▸ **EXERCISE INSTRUCTIONS**
Whenever a line contains the string "carretera", copy it out of the entries.

───── MATERIAL FOR THIS TASK

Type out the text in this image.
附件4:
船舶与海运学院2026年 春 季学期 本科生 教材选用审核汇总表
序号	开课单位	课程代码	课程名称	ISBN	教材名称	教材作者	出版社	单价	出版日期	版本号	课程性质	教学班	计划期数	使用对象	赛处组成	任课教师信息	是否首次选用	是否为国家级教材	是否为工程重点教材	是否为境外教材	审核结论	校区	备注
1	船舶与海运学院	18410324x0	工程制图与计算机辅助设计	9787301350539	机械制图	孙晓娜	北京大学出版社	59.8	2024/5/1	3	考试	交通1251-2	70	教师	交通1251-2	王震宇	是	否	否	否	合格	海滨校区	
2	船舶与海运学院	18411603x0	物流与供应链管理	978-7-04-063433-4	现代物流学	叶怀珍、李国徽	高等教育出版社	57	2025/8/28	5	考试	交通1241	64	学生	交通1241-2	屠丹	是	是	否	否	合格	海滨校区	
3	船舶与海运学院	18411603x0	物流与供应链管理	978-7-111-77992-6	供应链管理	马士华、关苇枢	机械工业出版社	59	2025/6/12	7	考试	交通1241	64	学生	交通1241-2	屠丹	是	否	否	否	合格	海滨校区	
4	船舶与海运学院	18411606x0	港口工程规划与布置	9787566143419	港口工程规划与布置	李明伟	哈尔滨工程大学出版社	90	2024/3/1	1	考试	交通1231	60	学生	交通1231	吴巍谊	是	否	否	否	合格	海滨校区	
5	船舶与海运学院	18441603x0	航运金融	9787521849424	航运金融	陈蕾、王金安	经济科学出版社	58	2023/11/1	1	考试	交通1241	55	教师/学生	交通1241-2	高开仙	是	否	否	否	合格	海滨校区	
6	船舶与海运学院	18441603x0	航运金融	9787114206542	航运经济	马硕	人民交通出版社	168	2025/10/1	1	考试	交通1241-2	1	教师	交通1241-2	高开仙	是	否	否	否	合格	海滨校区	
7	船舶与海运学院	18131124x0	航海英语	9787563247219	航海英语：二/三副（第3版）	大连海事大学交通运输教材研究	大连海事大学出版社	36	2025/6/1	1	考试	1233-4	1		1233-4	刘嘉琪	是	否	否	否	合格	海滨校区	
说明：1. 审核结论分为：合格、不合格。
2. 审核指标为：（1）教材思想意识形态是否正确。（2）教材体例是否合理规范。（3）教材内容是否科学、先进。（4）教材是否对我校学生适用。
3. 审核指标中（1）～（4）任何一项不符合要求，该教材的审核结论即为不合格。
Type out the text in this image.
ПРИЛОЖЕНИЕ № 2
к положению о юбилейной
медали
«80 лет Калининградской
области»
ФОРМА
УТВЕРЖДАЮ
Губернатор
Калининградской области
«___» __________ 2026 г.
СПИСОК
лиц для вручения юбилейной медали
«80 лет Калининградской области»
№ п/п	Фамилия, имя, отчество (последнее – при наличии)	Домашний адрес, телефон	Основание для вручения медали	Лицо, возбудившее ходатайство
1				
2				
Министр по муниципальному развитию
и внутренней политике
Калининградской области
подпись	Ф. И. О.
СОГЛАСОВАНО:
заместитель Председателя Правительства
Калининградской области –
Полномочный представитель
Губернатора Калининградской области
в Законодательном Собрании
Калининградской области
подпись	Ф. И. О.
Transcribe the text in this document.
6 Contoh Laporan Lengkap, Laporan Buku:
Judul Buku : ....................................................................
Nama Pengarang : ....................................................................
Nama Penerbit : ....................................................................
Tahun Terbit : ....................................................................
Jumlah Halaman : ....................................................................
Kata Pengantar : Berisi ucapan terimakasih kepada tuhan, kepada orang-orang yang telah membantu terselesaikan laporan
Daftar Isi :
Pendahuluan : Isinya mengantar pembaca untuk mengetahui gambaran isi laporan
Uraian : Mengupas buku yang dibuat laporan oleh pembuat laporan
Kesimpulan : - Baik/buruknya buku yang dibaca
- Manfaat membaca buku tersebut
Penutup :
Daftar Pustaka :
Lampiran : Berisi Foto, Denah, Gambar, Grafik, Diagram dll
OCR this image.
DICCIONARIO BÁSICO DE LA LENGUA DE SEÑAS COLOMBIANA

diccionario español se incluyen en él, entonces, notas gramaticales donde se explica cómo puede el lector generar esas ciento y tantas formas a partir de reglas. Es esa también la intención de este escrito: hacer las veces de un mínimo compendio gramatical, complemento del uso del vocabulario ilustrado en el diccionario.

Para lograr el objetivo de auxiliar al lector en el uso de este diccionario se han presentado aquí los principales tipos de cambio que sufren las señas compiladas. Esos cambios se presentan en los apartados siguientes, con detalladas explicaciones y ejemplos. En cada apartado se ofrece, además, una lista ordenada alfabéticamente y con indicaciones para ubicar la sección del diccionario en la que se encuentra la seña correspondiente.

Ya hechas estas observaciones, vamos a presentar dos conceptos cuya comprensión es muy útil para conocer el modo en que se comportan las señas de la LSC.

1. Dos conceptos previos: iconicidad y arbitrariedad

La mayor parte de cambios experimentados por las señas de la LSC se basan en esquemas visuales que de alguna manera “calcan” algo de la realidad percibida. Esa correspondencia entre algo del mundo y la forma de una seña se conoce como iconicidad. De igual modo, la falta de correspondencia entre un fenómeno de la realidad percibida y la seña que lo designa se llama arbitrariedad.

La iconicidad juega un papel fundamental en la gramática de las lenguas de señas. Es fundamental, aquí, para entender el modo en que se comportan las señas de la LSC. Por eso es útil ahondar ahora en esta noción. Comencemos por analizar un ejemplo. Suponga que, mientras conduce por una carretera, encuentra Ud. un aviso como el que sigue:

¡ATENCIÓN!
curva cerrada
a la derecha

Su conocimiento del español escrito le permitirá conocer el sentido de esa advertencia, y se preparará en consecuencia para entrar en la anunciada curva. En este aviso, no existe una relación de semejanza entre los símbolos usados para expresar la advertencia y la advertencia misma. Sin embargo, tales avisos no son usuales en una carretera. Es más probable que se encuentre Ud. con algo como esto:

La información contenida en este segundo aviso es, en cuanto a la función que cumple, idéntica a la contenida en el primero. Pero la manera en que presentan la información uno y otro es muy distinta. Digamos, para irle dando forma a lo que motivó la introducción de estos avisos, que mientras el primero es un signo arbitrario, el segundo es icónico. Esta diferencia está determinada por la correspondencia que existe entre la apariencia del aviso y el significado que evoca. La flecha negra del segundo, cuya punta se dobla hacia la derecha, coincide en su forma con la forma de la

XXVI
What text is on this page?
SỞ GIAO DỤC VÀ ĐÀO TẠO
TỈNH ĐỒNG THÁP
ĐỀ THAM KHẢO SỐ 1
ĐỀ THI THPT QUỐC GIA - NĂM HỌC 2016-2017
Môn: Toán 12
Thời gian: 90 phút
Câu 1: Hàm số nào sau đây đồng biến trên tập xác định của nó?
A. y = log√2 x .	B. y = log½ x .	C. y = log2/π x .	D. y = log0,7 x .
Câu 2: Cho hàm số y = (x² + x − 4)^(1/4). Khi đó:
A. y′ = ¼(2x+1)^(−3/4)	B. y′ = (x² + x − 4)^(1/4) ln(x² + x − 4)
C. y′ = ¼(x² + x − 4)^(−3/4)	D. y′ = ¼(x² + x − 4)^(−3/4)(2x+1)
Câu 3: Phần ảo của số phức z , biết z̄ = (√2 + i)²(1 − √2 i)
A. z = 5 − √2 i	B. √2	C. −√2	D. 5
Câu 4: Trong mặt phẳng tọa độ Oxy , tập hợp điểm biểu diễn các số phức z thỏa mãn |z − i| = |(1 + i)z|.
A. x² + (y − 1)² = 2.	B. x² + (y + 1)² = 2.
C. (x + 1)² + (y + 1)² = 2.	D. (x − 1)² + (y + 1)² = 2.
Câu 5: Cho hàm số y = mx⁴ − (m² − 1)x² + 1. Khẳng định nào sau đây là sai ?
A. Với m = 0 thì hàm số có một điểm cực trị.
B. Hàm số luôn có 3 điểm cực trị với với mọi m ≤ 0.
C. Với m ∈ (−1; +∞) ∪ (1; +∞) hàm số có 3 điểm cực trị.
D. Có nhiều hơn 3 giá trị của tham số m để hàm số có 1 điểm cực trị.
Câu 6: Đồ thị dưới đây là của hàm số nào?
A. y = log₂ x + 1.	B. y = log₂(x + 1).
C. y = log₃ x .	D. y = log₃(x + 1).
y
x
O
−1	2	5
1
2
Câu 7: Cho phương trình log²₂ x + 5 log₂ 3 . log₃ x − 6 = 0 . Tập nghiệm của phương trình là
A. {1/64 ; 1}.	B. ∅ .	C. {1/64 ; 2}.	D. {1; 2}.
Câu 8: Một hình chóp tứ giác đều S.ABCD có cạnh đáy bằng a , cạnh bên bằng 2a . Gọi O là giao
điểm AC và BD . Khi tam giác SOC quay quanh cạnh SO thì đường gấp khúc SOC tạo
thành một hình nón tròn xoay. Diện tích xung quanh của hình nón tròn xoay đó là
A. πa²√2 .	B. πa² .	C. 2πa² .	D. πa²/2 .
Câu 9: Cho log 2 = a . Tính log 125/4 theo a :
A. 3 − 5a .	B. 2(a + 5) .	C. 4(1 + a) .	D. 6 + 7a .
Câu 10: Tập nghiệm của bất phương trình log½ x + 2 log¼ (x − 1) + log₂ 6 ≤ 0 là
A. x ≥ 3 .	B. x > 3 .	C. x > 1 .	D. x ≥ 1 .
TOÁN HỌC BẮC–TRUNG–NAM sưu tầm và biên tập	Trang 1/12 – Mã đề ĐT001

──────────

▸ **RESULT OF THIS TASK**
La iconicidad juega un papel fundamental en la gramática de las lenguas de señas. Es fundamental, aquí, para entender el modo en que se comportan las señas de la LSC. Por eso es útil ahondar ahora en esta noción. Comencemos por analizar un ejemplo. Suponga que, mientras conduce por una carretera, encuentra Ud. un aviso como el que sigue:
Su conocimiento del español escrito le permitirá conocer el sentido de esa advertencia, y se preparará en consecuencia para entrar en la anunciada curva. En este aviso, no existe una relación de semejanza entre los símbolos usados para expresar la advertencia y la advertencia misma. Sin embargo, tales avisos no son usuales en una carretera. Es más probable que se encuentre Ud. con algo como esto:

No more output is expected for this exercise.